**SUPPLIED DATA**
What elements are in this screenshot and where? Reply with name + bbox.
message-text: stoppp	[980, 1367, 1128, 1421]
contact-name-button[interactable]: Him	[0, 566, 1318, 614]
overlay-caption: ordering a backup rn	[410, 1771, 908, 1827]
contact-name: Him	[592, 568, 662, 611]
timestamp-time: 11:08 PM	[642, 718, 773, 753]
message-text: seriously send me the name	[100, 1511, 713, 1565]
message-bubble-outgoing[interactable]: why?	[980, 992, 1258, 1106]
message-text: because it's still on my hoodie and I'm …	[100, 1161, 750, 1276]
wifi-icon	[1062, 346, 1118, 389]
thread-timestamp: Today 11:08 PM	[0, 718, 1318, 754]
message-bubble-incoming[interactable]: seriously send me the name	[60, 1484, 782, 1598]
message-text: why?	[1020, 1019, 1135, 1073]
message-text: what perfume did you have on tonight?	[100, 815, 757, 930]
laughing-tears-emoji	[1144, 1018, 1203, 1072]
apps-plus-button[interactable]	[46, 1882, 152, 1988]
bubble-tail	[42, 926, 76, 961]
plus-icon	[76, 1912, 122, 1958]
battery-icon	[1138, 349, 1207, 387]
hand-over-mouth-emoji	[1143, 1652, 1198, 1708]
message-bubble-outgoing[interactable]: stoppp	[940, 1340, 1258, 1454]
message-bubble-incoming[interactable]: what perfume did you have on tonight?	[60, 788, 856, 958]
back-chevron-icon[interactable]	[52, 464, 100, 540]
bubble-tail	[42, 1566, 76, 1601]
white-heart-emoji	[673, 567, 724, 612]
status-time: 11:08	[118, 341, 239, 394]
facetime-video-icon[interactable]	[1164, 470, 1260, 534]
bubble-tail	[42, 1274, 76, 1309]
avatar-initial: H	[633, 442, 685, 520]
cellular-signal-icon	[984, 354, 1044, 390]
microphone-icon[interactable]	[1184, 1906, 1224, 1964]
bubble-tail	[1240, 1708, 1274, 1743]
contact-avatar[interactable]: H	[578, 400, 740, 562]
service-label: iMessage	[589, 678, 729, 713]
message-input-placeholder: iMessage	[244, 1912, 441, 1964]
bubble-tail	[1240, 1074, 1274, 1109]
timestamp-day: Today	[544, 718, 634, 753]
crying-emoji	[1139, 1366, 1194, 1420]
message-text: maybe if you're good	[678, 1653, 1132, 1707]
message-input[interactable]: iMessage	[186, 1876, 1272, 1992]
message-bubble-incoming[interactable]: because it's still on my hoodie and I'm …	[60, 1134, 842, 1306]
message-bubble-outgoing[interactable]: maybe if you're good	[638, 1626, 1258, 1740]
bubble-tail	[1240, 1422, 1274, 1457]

**GIVEN REQUEST**
Please rewrite the data above, swapping every "perfume" for "cologne" and leaving everything else unchanged.

**THE RESPONSE**
What elements are in this screenshot and where? Reply with name + bbox.
message-text: stoppp	[980, 1367, 1128, 1421]
contact-name-button[interactable]: Him	[0, 566, 1318, 614]
overlay-caption: ordering a backup rn	[410, 1771, 908, 1827]
contact-name: Him	[592, 568, 662, 611]
timestamp-time: 11:08 PM	[642, 718, 773, 753]
message-text: seriously send me the name	[100, 1511, 713, 1565]
message-bubble-outgoing[interactable]: why?	[980, 992, 1258, 1106]
message-text: because it's still on my hoodie and I'm …	[100, 1161, 750, 1276]
wifi-icon	[1062, 346, 1118, 389]
thread-timestamp: Today 11:08 PM	[0, 718, 1318, 754]
message-bubble-incoming[interactable]: seriously send me the name	[60, 1484, 782, 1598]
message-text: why?	[1020, 1019, 1135, 1073]
message-text: what cologne did you have on tonight?	[100, 815, 757, 930]
laughing-tears-emoji	[1144, 1018, 1203, 1072]
apps-plus-button[interactable]	[46, 1882, 152, 1988]
bubble-tail	[42, 926, 76, 961]
plus-icon	[76, 1912, 122, 1958]
battery-icon	[1138, 349, 1207, 387]
hand-over-mouth-emoji	[1143, 1652, 1198, 1708]
message-bubble-outgoing[interactable]: stoppp	[940, 1340, 1258, 1454]
message-bubble-incoming[interactable]: what cologne did you have on tonight?	[60, 788, 856, 958]
back-chevron-icon[interactable]	[52, 464, 100, 540]
bubble-tail	[42, 1566, 76, 1601]
white-heart-emoji	[673, 567, 724, 612]
status-time: 11:08	[118, 341, 239, 394]
facetime-video-icon[interactable]	[1164, 470, 1260, 534]
bubble-tail	[42, 1274, 76, 1309]
avatar-initial: H	[633, 442, 685, 520]
cellular-signal-icon	[984, 354, 1044, 390]
microphone-icon[interactable]	[1184, 1906, 1224, 1964]
bubble-tail	[1240, 1708, 1274, 1743]
contact-avatar[interactable]: H	[578, 400, 740, 562]
service-label: iMessage	[589, 678, 729, 713]
message-input-placeholder: iMessage	[244, 1912, 441, 1964]
bubble-tail	[1240, 1074, 1274, 1109]
timestamp-day: Today	[544, 718, 634, 753]
crying-emoji	[1139, 1366, 1194, 1420]
message-text: maybe if you're good	[678, 1653, 1132, 1707]
message-input[interactable]: iMessage	[186, 1876, 1272, 1992]
message-bubble-incoming[interactable]: because it's still on my hoodie and I'm …	[60, 1134, 842, 1306]
message-bubble-outgoing[interactable]: maybe if you're good	[638, 1626, 1258, 1740]
bubble-tail	[1240, 1422, 1274, 1457]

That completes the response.